Select from the records below every line that has the word "title" in it.
____ THE INPUT
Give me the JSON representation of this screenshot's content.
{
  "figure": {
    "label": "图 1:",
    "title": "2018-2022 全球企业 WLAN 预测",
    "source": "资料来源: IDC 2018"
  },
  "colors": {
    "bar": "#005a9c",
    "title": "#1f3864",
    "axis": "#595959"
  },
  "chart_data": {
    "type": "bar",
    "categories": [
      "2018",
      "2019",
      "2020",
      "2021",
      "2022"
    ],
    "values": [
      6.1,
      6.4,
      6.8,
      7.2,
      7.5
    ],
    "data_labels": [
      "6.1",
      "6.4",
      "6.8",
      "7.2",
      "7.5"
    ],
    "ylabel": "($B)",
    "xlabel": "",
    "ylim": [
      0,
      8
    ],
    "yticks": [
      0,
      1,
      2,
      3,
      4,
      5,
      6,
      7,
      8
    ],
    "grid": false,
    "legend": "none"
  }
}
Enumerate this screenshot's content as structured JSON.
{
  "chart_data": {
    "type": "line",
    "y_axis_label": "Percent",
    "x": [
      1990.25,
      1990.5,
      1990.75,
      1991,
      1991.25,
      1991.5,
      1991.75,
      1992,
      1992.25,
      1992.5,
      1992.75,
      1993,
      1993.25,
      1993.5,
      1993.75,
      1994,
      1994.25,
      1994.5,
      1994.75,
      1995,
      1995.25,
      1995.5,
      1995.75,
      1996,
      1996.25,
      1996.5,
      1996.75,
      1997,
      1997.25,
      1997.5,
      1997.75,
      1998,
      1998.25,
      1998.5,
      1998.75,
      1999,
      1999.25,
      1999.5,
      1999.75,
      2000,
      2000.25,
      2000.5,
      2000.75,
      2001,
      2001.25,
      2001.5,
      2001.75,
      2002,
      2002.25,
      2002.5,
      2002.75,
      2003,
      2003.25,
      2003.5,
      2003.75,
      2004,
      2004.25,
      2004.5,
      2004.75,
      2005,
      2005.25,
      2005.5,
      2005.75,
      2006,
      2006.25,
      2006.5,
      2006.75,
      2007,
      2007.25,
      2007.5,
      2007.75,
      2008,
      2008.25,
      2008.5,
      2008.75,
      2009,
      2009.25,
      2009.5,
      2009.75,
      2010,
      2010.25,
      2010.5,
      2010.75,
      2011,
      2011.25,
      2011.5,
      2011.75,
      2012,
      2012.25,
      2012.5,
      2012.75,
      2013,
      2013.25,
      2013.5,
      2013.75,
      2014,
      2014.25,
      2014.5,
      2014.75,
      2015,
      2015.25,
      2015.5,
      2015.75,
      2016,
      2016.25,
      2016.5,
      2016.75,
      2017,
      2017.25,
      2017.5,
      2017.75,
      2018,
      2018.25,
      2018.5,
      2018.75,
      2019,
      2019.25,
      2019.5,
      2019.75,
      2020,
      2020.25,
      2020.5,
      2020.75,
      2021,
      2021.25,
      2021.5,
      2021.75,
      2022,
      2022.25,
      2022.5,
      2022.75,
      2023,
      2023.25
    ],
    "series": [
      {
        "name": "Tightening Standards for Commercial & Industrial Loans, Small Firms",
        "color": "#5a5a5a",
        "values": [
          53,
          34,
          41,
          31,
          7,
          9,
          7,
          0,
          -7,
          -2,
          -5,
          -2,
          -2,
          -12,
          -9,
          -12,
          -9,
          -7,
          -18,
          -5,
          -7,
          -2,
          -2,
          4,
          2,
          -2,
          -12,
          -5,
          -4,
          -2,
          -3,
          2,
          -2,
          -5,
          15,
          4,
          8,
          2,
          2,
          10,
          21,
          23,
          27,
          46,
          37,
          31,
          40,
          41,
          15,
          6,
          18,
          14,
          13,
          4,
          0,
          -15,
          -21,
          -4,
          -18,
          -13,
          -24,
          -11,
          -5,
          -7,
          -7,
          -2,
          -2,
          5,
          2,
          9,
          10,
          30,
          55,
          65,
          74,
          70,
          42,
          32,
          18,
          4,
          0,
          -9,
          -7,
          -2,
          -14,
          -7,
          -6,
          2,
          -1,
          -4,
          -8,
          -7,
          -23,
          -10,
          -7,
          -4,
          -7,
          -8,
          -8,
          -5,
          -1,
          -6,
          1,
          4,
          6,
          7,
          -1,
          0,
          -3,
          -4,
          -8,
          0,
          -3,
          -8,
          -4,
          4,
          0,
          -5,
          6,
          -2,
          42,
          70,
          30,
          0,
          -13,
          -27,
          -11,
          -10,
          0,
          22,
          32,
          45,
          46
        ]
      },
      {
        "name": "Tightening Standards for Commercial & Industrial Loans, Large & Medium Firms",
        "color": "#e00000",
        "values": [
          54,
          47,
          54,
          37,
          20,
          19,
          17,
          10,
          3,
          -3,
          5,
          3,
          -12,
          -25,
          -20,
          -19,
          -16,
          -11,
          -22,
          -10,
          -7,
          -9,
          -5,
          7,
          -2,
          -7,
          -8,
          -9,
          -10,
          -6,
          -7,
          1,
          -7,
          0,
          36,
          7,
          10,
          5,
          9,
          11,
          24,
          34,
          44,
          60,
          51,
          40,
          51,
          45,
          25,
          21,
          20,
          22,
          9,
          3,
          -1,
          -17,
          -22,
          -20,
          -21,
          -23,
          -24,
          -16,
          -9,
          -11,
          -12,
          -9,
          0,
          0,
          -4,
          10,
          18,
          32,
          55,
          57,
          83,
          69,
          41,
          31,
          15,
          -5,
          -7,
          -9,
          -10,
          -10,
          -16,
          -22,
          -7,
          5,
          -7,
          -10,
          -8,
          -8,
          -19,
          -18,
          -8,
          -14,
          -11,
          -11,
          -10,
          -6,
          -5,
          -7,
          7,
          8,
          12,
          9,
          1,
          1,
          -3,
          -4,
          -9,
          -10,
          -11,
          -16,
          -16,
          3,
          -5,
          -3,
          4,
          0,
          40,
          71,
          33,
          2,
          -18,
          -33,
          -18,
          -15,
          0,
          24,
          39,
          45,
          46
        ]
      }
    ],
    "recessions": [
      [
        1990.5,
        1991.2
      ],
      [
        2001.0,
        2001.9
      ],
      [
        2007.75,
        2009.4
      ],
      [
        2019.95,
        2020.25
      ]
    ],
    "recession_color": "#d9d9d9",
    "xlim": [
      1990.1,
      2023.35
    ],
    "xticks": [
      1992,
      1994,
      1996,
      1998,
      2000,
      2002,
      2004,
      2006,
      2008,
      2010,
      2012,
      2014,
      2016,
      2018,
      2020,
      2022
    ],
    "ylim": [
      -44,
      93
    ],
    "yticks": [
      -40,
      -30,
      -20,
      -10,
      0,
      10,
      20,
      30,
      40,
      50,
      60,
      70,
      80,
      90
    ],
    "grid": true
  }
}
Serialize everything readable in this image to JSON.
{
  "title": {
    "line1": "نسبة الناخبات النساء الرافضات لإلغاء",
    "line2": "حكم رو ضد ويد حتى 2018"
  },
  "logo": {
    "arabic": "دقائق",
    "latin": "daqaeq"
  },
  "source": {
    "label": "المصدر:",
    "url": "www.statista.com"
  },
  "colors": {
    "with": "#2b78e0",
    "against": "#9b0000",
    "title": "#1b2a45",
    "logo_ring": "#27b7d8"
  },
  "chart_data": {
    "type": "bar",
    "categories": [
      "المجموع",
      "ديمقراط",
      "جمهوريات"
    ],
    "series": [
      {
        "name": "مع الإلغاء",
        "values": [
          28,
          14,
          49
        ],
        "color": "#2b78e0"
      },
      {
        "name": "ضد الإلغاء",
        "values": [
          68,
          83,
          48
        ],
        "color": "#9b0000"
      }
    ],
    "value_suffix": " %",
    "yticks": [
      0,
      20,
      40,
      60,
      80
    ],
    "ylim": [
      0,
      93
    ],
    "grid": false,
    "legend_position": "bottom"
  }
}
________
● FULL RESPONSE
    "title": "2018-2022 全球企业 WLAN 预测",
    "title": "#1f3864",
  "title": {
    "title": "#1b2a45",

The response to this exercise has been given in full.